>> start

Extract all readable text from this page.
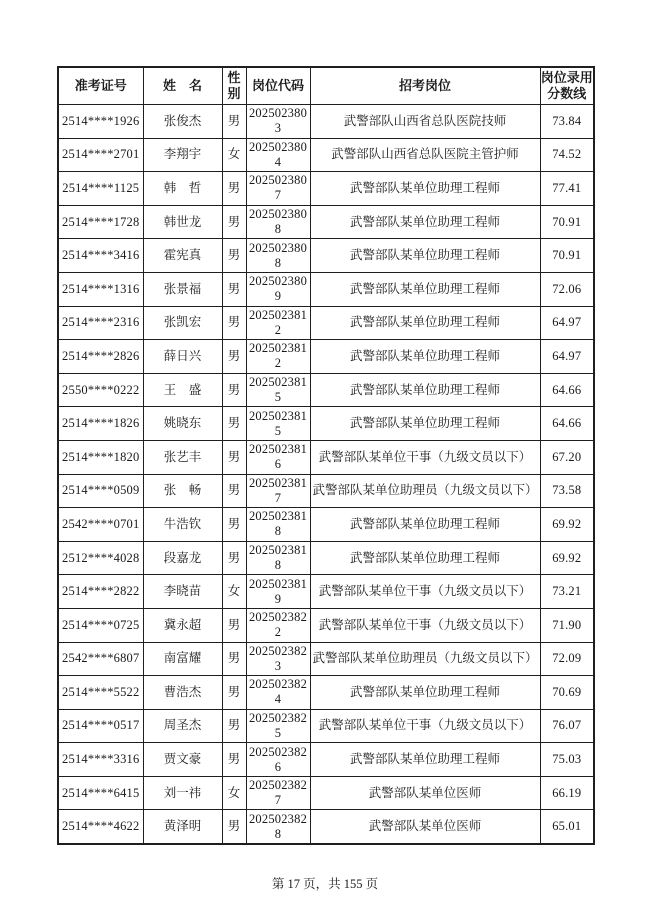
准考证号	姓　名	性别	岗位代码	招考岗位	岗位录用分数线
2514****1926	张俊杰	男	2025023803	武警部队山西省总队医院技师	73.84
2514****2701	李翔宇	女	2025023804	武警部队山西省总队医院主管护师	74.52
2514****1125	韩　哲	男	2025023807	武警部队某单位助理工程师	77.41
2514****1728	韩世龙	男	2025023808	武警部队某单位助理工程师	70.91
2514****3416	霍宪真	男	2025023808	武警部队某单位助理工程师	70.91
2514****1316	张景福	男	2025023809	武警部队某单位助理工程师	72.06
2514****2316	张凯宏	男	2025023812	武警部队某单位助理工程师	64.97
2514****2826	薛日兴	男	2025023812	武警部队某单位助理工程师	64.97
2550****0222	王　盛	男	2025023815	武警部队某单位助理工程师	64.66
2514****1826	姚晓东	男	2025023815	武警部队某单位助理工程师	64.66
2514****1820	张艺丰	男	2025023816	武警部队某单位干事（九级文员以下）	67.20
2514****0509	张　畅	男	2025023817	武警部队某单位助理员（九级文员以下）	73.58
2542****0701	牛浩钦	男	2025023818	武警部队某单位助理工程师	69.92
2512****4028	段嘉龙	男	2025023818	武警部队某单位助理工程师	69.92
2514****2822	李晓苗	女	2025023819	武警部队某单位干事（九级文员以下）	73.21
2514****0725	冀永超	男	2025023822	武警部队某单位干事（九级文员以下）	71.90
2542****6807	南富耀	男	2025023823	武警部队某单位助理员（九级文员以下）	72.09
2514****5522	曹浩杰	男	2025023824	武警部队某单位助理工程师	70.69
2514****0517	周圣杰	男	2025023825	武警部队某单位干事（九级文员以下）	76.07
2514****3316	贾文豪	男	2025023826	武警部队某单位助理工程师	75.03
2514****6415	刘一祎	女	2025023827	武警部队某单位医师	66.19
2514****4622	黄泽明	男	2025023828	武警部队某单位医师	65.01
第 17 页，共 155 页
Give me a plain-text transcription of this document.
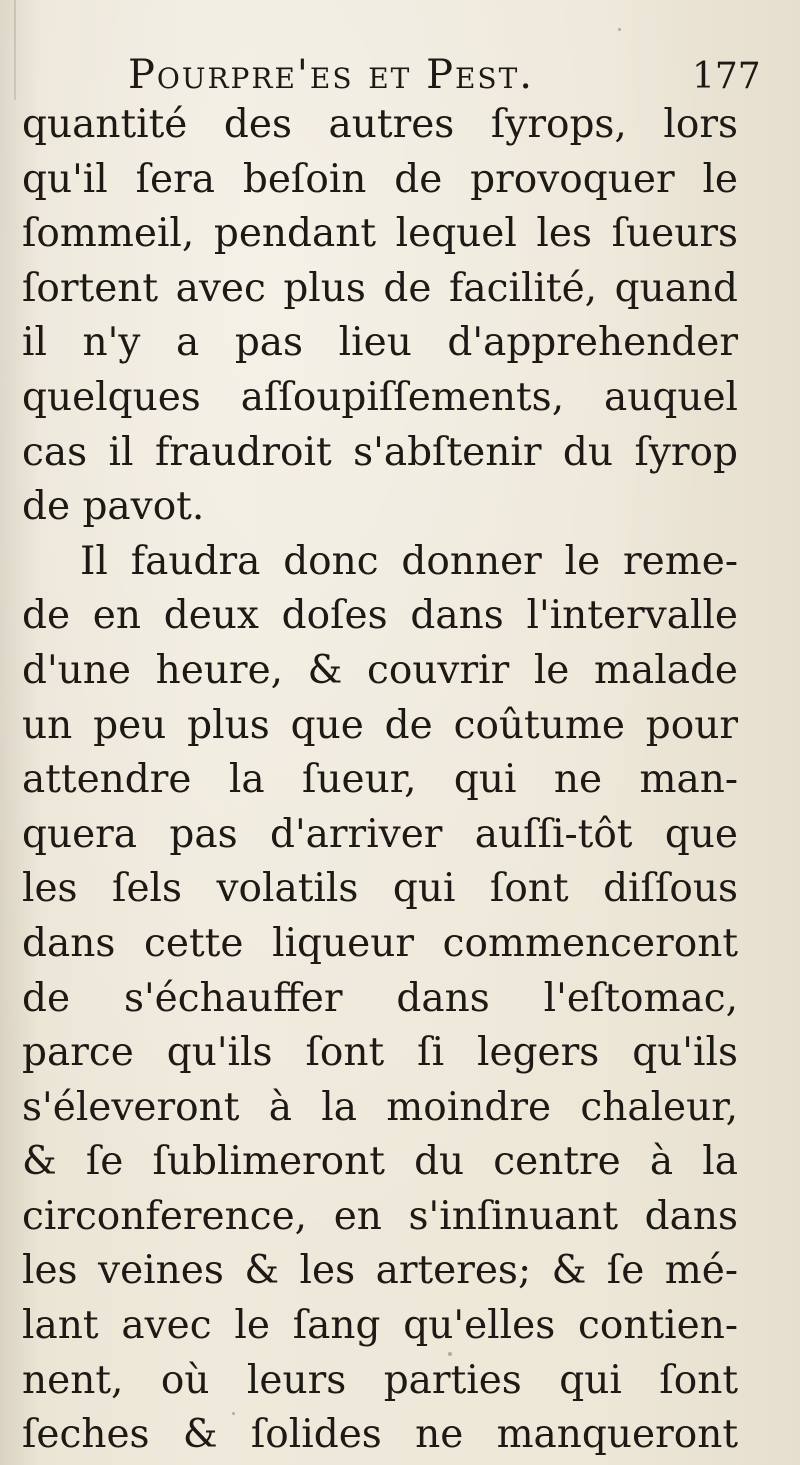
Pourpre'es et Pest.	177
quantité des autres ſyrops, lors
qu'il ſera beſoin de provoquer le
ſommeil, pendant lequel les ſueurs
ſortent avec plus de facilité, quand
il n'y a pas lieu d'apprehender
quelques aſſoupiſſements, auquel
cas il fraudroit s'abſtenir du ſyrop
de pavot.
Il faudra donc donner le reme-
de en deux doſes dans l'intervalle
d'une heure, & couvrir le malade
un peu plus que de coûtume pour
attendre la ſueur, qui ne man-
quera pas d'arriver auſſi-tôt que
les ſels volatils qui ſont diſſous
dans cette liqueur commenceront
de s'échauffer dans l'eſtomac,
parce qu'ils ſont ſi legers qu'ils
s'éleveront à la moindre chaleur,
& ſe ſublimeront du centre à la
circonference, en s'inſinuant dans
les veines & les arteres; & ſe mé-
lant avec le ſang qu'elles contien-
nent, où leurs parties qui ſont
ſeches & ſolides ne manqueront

>> end

- **EXERCISE**: Each entry shown above must be quoted exactly, with its pictures left out.

- **EXERCISE RESPONSE**:
Extract all readable text from this page.
准考证号	姓　名	性别	岗位代码	招考岗位	岗位录用分数线
2514****1926	张俊杰	男	2025023803	武警部队山西省总队医院技师	73.84
2514****2701	李翔宇	女	2025023804	武警部队山西省总队医院主管护师	74.52
2514****1125	韩　哲	男	2025023807	武警部队某单位助理工程师	77.41
2514****1728	韩世龙	男	2025023808	武警部队某单位助理工程师	70.91
2514****3416	霍宪真	男	2025023808	武警部队某单位助理工程师	70.91
2514****1316	张景福	男	2025023809	武警部队某单位助理工程师	72.06
2514****2316	张凯宏	男	2025023812	武警部队某单位助理工程师	64.97
2514****2826	薛日兴	男	2025023812	武警部队某单位助理工程师	64.97
2550****0222	王　盛	男	2025023815	武警部队某单位助理工程师	64.66
2514****1826	姚晓东	男	2025023815	武警部队某单位助理工程师	64.66
2514****1820	张艺丰	男	2025023816	武警部队某单位干事（九级文员以下）	67.20
2514****0509	张　畅	男	2025023817	武警部队某单位助理员（九级文员以下）	73.58
2542****0701	牛浩钦	男	2025023818	武警部队某单位助理工程师	69.92
2512****4028	段嘉龙	男	2025023818	武警部队某单位助理工程师	69.92
2514****2822	李晓苗	女	2025023819	武警部队某单位干事（九级文员以下）	73.21
2514****0725	冀永超	男	2025023822	武警部队某单位干事（九级文员以下）	71.90
2542****6807	南富耀	男	2025023823	武警部队某单位助理员（九级文员以下）	72.09
2514****5522	曹浩杰	男	2025023824	武警部队某单位助理工程师	70.69
2514****0517	周圣杰	男	2025023825	武警部队某单位干事（九级文员以下）	76.07
2514****3316	贾文豪	男	2025023826	武警部队某单位助理工程师	75.03
2514****6415	刘一祎	女	2025023827	武警部队某单位医师	66.19
2514****4622	黄泽明	男	2025023828	武警部队某单位医师	65.01
第 17 页，共 155 页
Give me a plain-text transcription of this document.
Pourpre'es et Pest.	177
quantité des autres ſyrops, lors
qu'il ſera beſoin de provoquer le
ſommeil, pendant lequel les ſueurs
ſortent avec plus de facilité, quand
il n'y a pas lieu d'apprehender
quelques aſſoupiſſements, auquel
cas il fraudroit s'abſtenir du ſyrop
de pavot.
Il faudra donc donner le reme-
de en deux doſes dans l'intervalle
d'une heure, & couvrir le malade
un peu plus que de coûtume pour
attendre la ſueur, qui ne man-
quera pas d'arriver auſſi-tôt que
les ſels volatils qui ſont diſſous
dans cette liqueur commenceront
de s'échauffer dans l'eſtomac,
parce qu'ils ſont ſi legers qu'ils
s'éleveront à la moindre chaleur,
& ſe ſublimeront du centre à la
circonference, en s'inſinuant dans
les veines & les arteres; & ſe mé-
lant avec le ſang qu'elles contien-
nent, où leurs parties qui ſont
ſeches & ſolides ne manqueront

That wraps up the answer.